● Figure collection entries
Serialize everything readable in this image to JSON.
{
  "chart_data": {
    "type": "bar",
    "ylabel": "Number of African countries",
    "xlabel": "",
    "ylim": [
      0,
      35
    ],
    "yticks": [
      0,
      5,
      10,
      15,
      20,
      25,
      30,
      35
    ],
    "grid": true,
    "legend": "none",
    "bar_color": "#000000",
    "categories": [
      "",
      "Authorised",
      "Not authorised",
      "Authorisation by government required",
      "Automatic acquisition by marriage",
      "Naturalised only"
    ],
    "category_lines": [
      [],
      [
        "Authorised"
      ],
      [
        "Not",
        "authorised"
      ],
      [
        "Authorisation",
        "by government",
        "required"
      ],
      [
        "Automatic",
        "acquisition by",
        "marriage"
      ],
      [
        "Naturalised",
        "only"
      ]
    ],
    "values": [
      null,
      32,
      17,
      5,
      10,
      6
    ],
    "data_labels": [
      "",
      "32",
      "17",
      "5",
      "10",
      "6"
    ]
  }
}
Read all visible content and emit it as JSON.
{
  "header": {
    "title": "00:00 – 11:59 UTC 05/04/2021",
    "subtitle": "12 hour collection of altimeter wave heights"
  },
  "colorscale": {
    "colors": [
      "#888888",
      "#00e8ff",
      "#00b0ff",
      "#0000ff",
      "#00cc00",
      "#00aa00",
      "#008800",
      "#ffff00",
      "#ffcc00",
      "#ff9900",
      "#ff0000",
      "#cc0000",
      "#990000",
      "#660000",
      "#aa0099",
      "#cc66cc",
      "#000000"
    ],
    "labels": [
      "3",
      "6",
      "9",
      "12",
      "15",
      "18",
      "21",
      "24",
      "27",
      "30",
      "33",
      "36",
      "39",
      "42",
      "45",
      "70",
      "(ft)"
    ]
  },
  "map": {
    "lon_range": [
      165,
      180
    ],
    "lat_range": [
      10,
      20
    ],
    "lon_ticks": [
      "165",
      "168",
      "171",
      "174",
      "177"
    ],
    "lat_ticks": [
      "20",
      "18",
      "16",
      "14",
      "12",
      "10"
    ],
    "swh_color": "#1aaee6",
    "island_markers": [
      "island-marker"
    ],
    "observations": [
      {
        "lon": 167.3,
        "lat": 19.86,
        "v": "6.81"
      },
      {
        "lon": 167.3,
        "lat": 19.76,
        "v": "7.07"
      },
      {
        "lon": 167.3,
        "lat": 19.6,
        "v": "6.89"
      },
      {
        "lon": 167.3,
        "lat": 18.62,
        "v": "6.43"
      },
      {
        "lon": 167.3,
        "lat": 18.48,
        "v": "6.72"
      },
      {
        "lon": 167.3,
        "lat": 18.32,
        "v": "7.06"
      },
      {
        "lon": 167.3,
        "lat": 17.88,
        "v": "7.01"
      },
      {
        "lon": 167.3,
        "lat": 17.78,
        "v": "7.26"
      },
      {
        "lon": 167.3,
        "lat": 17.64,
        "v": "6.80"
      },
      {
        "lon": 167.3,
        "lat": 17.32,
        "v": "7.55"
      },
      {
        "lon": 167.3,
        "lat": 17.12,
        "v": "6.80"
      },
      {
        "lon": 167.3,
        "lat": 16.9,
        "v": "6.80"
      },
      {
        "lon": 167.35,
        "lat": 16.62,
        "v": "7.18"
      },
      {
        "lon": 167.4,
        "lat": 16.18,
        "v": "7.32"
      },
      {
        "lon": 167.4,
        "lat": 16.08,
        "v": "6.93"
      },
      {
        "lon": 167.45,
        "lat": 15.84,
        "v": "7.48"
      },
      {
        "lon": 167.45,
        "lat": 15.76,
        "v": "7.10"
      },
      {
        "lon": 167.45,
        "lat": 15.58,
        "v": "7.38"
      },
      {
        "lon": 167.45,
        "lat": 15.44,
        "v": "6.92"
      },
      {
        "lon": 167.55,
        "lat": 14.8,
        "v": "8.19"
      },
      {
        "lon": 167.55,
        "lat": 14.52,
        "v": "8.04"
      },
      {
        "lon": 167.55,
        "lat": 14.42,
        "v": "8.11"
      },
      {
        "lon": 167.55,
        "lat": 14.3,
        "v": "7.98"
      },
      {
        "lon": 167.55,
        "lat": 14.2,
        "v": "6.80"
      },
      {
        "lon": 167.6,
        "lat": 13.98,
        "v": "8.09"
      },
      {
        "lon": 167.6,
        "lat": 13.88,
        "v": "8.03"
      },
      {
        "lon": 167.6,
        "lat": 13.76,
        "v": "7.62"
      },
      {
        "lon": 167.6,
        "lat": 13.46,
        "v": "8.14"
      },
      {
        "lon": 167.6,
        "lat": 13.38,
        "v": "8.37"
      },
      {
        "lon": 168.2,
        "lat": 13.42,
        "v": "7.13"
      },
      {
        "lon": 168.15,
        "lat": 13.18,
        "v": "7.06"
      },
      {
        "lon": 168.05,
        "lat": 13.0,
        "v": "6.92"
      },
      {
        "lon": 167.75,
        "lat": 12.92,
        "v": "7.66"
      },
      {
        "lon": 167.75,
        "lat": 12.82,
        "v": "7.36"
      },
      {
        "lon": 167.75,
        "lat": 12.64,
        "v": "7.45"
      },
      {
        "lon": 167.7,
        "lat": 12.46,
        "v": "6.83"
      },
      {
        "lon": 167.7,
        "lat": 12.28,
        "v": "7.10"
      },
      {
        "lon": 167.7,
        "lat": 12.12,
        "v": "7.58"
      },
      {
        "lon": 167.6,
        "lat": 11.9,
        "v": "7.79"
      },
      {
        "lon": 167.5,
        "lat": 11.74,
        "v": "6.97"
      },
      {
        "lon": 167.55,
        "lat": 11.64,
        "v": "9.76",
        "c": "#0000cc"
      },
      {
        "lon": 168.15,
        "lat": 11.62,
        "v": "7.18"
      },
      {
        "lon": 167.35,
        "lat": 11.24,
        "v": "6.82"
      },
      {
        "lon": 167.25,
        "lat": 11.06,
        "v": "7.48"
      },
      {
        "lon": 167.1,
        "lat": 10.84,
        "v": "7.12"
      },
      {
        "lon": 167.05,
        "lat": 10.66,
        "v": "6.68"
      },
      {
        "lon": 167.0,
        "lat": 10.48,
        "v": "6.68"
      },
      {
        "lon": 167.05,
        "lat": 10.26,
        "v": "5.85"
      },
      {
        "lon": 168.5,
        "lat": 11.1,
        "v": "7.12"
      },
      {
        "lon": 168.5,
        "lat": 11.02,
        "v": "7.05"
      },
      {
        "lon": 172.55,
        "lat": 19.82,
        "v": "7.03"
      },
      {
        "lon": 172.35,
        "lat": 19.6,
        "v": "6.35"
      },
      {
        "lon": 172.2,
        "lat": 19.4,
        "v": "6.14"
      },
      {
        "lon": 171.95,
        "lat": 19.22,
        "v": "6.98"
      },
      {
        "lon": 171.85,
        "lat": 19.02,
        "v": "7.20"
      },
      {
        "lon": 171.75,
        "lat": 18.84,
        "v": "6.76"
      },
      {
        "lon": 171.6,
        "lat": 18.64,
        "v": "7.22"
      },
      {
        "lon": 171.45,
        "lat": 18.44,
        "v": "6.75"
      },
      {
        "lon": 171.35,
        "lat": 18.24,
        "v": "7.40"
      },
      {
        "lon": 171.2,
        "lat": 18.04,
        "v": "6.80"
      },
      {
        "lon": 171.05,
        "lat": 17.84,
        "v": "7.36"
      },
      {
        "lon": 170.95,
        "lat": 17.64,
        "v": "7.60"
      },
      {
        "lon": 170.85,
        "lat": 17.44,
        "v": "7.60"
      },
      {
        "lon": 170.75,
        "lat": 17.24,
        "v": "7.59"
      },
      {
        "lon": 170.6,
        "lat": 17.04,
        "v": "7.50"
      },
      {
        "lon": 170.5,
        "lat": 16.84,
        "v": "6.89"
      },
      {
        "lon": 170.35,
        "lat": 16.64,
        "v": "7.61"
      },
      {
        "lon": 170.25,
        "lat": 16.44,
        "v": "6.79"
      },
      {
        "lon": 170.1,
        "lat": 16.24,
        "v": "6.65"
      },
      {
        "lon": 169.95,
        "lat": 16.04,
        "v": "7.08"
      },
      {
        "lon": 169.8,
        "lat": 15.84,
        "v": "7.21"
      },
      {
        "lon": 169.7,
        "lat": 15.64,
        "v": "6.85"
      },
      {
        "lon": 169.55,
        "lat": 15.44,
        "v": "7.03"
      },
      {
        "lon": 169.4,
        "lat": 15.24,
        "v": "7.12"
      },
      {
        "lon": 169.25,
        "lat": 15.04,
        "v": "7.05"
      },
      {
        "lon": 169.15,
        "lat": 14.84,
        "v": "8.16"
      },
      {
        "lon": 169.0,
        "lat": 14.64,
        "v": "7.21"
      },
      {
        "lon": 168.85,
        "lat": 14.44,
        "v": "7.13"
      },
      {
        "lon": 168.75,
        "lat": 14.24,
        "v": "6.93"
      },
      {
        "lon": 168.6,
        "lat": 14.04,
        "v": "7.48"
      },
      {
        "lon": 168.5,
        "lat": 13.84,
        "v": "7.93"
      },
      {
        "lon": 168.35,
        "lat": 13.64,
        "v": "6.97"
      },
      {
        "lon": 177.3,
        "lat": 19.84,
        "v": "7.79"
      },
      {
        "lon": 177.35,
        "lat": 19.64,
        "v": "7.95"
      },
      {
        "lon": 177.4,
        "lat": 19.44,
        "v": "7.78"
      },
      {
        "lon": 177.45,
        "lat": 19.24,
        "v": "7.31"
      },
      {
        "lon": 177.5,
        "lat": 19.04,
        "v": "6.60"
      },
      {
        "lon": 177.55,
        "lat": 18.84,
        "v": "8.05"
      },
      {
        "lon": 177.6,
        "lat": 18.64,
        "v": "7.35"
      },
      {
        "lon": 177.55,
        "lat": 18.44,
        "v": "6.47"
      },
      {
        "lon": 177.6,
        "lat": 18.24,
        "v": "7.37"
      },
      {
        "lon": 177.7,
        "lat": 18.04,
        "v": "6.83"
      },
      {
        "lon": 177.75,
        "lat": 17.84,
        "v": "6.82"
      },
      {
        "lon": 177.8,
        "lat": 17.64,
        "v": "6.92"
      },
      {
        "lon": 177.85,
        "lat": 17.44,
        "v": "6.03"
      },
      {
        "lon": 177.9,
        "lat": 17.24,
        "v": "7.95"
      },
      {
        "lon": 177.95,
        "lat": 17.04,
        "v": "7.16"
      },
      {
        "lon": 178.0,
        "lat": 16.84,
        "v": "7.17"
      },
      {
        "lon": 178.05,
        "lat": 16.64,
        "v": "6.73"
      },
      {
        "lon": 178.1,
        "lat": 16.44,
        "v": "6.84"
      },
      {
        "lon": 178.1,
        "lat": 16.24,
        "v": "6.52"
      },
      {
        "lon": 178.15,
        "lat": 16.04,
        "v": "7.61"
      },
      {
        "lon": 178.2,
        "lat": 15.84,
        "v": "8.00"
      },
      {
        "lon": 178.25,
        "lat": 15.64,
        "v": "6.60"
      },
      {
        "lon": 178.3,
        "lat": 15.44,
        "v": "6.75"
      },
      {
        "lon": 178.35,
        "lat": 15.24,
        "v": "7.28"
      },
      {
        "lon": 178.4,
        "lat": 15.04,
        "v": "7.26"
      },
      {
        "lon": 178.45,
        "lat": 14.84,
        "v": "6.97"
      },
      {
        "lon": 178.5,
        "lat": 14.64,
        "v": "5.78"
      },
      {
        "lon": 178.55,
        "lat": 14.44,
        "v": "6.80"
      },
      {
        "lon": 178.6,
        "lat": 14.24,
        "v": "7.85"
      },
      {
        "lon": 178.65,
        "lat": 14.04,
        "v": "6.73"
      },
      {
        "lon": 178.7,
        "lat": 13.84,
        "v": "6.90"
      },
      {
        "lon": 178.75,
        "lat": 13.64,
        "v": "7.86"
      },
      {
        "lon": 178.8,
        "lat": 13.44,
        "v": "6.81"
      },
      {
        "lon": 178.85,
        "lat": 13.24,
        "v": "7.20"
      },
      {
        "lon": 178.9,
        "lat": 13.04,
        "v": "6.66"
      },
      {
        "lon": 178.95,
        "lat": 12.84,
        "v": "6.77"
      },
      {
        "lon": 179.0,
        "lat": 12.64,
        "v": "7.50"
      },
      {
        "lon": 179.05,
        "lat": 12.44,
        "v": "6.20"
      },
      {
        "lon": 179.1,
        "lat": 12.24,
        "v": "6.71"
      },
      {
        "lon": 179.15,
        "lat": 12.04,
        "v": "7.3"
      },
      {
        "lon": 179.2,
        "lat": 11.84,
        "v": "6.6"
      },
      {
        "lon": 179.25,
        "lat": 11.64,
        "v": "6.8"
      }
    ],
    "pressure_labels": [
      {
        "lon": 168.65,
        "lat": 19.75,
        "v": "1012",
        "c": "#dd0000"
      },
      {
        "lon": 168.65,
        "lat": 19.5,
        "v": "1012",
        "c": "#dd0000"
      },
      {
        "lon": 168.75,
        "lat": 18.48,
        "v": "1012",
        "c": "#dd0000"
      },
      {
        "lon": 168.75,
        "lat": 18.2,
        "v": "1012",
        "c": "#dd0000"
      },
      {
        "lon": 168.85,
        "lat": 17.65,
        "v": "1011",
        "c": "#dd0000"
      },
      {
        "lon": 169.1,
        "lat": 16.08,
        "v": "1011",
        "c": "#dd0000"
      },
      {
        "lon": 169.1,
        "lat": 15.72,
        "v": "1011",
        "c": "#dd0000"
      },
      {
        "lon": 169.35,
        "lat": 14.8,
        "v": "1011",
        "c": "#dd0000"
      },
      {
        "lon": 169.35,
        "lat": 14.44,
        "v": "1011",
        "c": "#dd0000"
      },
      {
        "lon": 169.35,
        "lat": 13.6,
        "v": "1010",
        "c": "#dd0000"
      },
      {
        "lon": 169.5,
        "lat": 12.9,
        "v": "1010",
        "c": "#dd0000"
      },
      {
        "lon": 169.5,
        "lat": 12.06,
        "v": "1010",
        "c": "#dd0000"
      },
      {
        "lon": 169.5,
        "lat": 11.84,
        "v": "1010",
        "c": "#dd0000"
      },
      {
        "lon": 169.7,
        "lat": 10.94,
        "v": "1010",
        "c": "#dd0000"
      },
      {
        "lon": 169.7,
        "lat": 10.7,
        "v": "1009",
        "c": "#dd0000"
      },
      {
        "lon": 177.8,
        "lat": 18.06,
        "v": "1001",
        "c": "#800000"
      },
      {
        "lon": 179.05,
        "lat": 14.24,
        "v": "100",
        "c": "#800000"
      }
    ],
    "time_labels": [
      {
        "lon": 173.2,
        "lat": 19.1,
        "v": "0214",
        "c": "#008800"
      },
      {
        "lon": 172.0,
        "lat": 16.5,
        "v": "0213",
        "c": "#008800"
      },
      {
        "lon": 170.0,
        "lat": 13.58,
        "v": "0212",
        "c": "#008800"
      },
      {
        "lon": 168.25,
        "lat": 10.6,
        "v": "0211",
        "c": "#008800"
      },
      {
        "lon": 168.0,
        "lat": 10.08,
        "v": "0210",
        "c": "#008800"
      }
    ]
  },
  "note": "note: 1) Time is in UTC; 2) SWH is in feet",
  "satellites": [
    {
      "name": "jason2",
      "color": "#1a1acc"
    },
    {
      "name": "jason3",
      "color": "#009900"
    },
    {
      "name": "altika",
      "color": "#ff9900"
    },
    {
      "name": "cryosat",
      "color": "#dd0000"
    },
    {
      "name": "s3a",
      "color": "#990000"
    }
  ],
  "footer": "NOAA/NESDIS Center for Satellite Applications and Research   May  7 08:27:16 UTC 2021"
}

● Task prompt
Filter lines by "name" and return each hit.

● Correct response
      "name": "jason2",
      "name": "jason3",
      "name": "altika",
      "name": "cryosat",
      "name": "s3a",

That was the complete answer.